- **Description of the task**: Reproduce the records that follow in full, excluding any picture they contain.

### Provided records

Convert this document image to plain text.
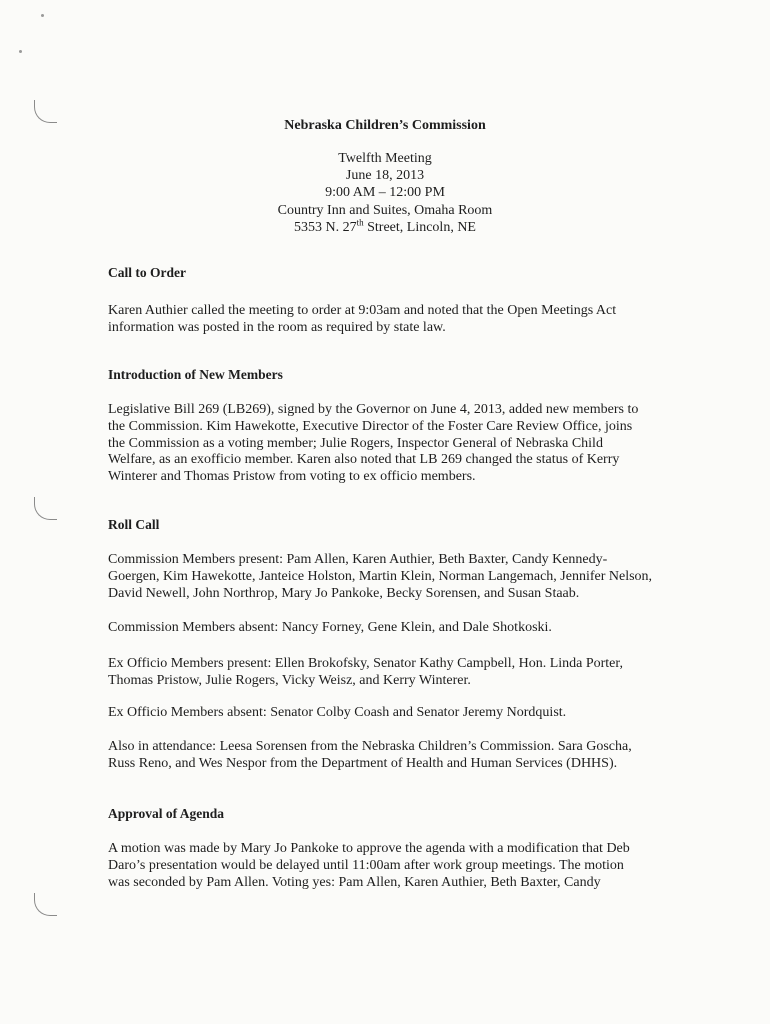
Nebraska Children’s Commission
Twelfth Meeting
June 18, 2013
9:00 AM – 12:00 PM
Country Inn and Suites, Omaha Room
5353 N. 27th Street, Lincoln, NE
Call to Order
Karen Authier called the meeting to order at 9:03am and noted that the Open Meetings Act
information was posted in the room as required by state law.
Introduction of New Members
Legislative Bill 269 (LB269), signed by the Governor on June 4, 2013, added new members to
the Commission. Kim Hawekotte, Executive Director of the Foster Care Review Office, joins
the Commission as a voting member; Julie Rogers, Inspector General of Nebraska Child
Welfare, as an exofficio member. Karen also noted that LB 269 changed the status of Kerry
Winterer and Thomas Pristow from voting to ex officio members.
Roll Call
Commission Members present: Pam Allen, Karen Authier, Beth Baxter, Candy Kennedy-
Goergen, Kim Hawekotte, Janteice Holston, Martin Klein, Norman Langemach, Jennifer Nelson,
David Newell, John Northrop, Mary Jo Pankoke, Becky Sorensen, and Susan Staab.
Commission Members absent: Nancy Forney, Gene Klein, and Dale Shotkoski.
Ex Officio Members present: Ellen Brokofsky, Senator Kathy Campbell, Hon. Linda Porter,
Thomas Pristow, Julie Rogers, Vicky Weisz, and Kerry Winterer.
Ex Officio Members absent: Senator Colby Coash and Senator Jeremy Nordquist.
Also in attendance: Leesa Sorensen from the Nebraska Children’s Commission. Sara Goscha,
Russ Reno, and Wes Nespor from the Department of Health and Human Services (DHHS).
Approval of Agenda
A motion was made by Mary Jo Pankoke to approve the agenda with a modification that Deb
Daro’s presentation would be delayed until 11:00am after work group meetings. The motion
was seconded by Pam Allen. Voting yes: Pam Allen, Karen Authier, Beth Baxter, Candy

######

- **Result below**:
Convert this document image to plain text.
Nebraska Children’s Commission
Twelfth Meeting
June 18, 2013
9:00 AM – 12:00 PM
Country Inn and Suites, Omaha Room
5353 N. 27th Street, Lincoln, NE
Call to Order
Karen Authier called the meeting to order at 9:03am and noted that the Open Meetings Act
information was posted in the room as required by state law.
Introduction of New Members
Legislative Bill 269 (LB269), signed by the Governor on June 4, 2013, added new members to
the Commission. Kim Hawekotte, Executive Director of the Foster Care Review Office, joins
the Commission as a voting member; Julie Rogers, Inspector General of Nebraska Child
Welfare, as an exofficio member. Karen also noted that LB 269 changed the status of Kerry
Winterer and Thomas Pristow from voting to ex officio members.
Roll Call
Commission Members present: Pam Allen, Karen Authier, Beth Baxter, Candy Kennedy-
Goergen, Kim Hawekotte, Janteice Holston, Martin Klein, Norman Langemach, Jennifer Nelson,
David Newell, John Northrop, Mary Jo Pankoke, Becky Sorensen, and Susan Staab.
Commission Members absent: Nancy Forney, Gene Klein, and Dale Shotkoski.
Ex Officio Members present: Ellen Brokofsky, Senator Kathy Campbell, Hon. Linda Porter,
Thomas Pristow, Julie Rogers, Vicky Weisz, and Kerry Winterer.
Ex Officio Members absent: Senator Colby Coash and Senator Jeremy Nordquist.
Also in attendance: Leesa Sorensen from the Nebraska Children’s Commission. Sara Goscha,
Russ Reno, and Wes Nespor from the Department of Health and Human Services (DHHS).
Approval of Agenda
A motion was made by Mary Jo Pankoke to approve the agenda with a modification that Deb
Daro’s presentation would be delayed until 11:00am after work group meetings. The motion
was seconded by Pam Allen. Voting yes: Pam Allen, Karen Authier, Beth Baxter, Candy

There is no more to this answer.